Work required:
For the entries below, count the lines containing "vacuoles" and give only that number.

Given data START

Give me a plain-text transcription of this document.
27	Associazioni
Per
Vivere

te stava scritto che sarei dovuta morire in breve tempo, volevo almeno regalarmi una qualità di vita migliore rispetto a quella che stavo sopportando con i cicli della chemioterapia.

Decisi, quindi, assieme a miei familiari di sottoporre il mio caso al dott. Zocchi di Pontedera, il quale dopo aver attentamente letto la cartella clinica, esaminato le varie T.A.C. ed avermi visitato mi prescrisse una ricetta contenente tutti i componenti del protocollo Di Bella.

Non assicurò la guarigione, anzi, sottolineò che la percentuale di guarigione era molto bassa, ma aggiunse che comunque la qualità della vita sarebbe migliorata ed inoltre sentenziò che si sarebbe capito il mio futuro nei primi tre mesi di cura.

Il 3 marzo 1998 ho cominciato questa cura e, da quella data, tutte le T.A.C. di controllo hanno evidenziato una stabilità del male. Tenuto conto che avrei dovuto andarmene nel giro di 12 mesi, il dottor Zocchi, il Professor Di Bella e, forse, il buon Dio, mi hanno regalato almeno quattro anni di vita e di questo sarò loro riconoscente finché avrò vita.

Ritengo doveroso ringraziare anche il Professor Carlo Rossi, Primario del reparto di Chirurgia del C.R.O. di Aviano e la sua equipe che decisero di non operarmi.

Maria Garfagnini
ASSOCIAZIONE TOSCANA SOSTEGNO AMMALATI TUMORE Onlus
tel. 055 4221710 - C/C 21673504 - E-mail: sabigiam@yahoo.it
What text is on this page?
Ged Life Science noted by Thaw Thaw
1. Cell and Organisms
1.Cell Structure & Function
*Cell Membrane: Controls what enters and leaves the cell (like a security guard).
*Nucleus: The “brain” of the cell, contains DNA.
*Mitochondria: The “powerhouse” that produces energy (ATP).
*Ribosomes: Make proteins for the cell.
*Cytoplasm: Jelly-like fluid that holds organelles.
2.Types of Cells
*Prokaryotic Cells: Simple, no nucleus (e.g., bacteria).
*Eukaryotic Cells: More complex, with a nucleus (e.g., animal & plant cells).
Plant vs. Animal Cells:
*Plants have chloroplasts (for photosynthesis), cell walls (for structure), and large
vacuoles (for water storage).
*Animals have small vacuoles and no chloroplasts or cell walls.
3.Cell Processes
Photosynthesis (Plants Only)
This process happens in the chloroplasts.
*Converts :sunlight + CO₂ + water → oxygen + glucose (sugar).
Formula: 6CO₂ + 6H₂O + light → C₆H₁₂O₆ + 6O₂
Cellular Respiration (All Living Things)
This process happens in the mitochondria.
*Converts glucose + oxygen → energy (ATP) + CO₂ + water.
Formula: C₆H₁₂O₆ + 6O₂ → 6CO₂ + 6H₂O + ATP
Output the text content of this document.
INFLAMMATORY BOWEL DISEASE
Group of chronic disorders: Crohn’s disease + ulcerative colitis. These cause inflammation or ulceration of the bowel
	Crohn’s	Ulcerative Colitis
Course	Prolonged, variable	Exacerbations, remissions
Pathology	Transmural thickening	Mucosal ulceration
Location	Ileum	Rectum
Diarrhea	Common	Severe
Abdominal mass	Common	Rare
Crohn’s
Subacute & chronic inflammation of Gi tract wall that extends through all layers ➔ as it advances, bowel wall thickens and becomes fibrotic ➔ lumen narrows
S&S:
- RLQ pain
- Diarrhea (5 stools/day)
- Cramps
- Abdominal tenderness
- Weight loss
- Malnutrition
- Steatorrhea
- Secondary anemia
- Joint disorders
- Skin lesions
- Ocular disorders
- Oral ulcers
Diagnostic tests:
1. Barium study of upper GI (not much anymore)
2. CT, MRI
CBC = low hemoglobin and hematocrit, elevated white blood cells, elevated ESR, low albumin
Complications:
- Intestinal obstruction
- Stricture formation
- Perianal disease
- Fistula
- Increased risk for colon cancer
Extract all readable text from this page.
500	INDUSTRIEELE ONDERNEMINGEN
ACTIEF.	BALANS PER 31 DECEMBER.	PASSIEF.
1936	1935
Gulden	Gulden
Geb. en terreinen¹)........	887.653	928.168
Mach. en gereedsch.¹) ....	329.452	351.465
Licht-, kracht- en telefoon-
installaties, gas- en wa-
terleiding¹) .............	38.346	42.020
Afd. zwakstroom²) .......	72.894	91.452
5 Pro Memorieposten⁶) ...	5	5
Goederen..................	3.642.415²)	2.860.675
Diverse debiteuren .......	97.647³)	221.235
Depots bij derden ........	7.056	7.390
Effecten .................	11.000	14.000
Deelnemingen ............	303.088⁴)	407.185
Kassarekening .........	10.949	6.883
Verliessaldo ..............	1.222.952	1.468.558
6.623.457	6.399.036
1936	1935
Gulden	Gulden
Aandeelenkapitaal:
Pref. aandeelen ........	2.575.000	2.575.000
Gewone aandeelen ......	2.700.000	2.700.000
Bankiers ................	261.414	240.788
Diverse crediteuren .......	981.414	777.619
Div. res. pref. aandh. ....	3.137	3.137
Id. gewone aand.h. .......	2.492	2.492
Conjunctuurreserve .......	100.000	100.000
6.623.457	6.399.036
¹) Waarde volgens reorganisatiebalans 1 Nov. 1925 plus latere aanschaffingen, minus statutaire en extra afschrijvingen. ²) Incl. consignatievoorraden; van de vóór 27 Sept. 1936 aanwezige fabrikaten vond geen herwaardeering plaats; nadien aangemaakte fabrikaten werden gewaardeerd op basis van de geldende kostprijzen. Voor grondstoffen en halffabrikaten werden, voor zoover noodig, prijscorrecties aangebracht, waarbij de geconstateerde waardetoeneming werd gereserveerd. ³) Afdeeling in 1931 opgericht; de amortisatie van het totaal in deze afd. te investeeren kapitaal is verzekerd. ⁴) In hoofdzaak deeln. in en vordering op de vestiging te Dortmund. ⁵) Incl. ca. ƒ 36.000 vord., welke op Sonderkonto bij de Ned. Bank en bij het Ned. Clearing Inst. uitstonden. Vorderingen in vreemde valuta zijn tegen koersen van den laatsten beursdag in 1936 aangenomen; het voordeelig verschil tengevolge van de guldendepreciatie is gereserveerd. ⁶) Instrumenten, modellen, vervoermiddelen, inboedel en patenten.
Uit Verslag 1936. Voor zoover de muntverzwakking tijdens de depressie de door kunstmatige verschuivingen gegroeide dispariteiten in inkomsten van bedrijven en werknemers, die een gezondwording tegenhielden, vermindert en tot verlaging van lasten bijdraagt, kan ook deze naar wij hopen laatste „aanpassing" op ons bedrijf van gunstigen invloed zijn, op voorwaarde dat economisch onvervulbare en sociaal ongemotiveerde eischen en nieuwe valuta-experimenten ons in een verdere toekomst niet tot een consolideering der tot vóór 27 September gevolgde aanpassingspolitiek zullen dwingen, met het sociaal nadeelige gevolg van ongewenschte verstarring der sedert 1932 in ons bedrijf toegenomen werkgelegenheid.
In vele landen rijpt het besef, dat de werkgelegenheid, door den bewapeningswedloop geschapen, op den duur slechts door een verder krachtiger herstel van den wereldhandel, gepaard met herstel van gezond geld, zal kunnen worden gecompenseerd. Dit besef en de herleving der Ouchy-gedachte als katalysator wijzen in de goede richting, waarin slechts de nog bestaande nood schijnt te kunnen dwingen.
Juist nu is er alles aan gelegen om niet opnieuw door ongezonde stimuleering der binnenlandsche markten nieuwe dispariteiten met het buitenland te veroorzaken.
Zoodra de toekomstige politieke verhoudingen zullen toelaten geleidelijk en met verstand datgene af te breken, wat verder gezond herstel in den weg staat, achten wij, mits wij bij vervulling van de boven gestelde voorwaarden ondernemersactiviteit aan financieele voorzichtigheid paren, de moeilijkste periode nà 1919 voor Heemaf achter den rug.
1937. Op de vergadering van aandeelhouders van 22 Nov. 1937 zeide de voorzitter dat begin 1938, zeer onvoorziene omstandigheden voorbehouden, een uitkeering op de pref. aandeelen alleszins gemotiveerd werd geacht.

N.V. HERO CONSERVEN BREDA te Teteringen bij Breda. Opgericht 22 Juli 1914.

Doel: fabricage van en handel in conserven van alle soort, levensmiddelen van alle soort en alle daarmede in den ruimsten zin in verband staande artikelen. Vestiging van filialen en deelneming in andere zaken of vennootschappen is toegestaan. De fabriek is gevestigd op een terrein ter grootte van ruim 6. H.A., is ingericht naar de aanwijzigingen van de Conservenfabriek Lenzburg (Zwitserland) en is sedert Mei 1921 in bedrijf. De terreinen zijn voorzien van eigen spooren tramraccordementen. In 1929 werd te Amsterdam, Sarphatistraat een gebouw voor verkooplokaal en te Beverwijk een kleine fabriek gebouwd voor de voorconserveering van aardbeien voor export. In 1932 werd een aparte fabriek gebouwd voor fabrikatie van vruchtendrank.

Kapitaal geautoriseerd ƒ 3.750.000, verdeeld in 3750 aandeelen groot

Given data END

Task response:
2